>> Begin Task input

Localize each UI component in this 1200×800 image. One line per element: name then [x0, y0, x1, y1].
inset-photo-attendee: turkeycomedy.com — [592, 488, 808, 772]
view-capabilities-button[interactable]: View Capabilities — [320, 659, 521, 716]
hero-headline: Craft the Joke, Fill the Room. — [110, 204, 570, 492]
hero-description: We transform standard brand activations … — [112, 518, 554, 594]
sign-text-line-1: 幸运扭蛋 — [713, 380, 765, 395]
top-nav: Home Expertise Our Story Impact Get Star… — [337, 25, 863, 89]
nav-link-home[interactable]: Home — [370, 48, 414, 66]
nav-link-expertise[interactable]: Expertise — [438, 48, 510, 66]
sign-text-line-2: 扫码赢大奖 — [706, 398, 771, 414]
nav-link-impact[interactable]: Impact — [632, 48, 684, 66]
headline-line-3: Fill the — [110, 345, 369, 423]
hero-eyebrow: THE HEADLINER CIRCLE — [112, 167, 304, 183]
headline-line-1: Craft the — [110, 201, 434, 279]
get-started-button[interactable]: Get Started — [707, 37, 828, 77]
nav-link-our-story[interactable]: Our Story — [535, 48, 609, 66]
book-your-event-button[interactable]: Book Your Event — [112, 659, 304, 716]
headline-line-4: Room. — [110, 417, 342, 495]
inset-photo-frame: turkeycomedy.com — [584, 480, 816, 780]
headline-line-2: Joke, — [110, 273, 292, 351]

>> End Task input

§ **Exercise requirements**
Retype every entry above verbatim, keeping each line in its original order and leaving every character unchanged.

§ **Reply**
Localize each UI component in this 1200×800 image. One line per element: name then [x0, y0, x1, y1].
inset-photo-attendee: turkeycomedy.com — [592, 488, 808, 772]
view-capabilities-button[interactable]: View Capabilities — [320, 659, 521, 716]
hero-headline: Craft the Joke, Fill the Room. — [110, 204, 570, 492]
hero-description: We transform standard brand activations … — [112, 518, 554, 594]
sign-text-line-1: 幸运扭蛋 — [713, 380, 765, 395]
top-nav: Home Expertise Our Story Impact Get Star… — [337, 25, 863, 89]
nav-link-home[interactable]: Home — [370, 48, 414, 66]
nav-link-expertise[interactable]: Expertise — [438, 48, 510, 66]
sign-text-line-2: 扫码赢大奖 — [706, 398, 771, 414]
nav-link-impact[interactable]: Impact — [632, 48, 684, 66]
headline-line-3: Fill the — [110, 345, 369, 423]
hero-eyebrow: THE HEADLINER CIRCLE — [112, 167, 304, 183]
headline-line-1: Craft the — [110, 201, 434, 279]
get-started-button[interactable]: Get Started — [707, 37, 828, 77]
nav-link-our-story[interactable]: Our Story — [535, 48, 609, 66]
book-your-event-button[interactable]: Book Your Event — [112, 659, 304, 716]
headline-line-4: Room. — [110, 417, 342, 495]
inset-photo-frame: turkeycomedy.com — [584, 480, 816, 780]
headline-line-2: Joke, — [110, 273, 292, 351]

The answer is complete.